What is needed.
Return the full listing exactly as it is written.

Materials provided.
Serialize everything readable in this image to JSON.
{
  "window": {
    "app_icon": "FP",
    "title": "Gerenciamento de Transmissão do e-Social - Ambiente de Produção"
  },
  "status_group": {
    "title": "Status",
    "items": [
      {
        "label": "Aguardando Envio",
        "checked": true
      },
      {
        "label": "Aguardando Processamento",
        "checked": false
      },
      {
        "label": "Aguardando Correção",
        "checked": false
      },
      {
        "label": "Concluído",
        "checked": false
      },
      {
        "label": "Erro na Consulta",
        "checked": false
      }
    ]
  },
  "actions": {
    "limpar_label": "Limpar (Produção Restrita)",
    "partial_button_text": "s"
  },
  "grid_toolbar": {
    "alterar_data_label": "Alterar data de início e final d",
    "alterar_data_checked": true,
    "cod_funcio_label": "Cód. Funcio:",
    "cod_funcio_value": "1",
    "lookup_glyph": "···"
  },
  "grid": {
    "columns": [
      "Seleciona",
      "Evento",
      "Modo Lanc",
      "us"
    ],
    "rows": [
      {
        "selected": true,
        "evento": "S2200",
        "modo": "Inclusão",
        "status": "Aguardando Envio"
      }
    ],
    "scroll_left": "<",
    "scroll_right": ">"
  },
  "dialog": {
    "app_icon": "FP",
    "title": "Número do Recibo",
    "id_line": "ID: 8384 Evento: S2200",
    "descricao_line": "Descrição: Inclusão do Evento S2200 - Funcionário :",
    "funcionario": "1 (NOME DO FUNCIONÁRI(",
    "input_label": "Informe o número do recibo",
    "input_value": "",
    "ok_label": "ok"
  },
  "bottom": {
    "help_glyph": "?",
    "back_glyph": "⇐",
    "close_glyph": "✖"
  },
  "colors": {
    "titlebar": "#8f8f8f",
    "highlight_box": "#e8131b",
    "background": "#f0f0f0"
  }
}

Complete output.
Serialize everything readable in this image to JSON.
{
  "window": {
    "app_icon": "FP",
    "title": "Gerenciamento de Transmissão do e-Social - Ambiente de Produção"
  },
  "status_group": {
    "title": "Status",
    "items": [
      {
        "label": "Aguardando Envio",
        "checked": true
      },
      {
        "label": "Aguardando Processamento",
        "checked": false
      },
      {
        "label": "Aguardando Correção",
        "checked": false
      },
      {
        "label": "Concluído",
        "checked": false
      },
      {
        "label": "Erro na Consulta",
        "checked": false
      }
    ]
  },
  "actions": {
    "limpar_label": "Limpar (Produção Restrita)",
    "partial_button_text": "s"
  },
  "grid_toolbar": {
    "alterar_data_label": "Alterar data de início e final d",
    "alterar_data_checked": true,
    "cod_funcio_label": "Cód. Funcio:",
    "cod_funcio_value": "1",
    "lookup_glyph": "···"
  },
  "grid": {
    "columns": [
      "Seleciona",
      "Evento",
      "Modo Lanc",
      "us"
    ],
    "rows": [
      {
        "selected": true,
        "evento": "S2200",
        "modo": "Inclusão",
        "status": "Aguardando Envio"
      }
    ],
    "scroll_left": "<",
    "scroll_right": ">"
  },
  "dialog": {
    "app_icon": "FP",
    "title": "Número do Recibo",
    "id_line": "ID: 8384 Evento: S2200",
    "descricao_line": "Descrição: Inclusão do Evento S2200 - Funcionário :",
    "funcionario": "1 (NOME DO FUNCIONÁRI(",
    "input_label": "Informe o número do recibo",
    "input_value": "",
    "ok_label": "ok"
  },
  "bottom": {
    "help_glyph": "?",
    "back_glyph": "⇐",
    "close_glyph": "✖"
  },
  "colors": {
    "titlebar": "#8f8f8f",
    "highlight_box": "#e8131b",
    "background": "#f0f0f0"
  }
}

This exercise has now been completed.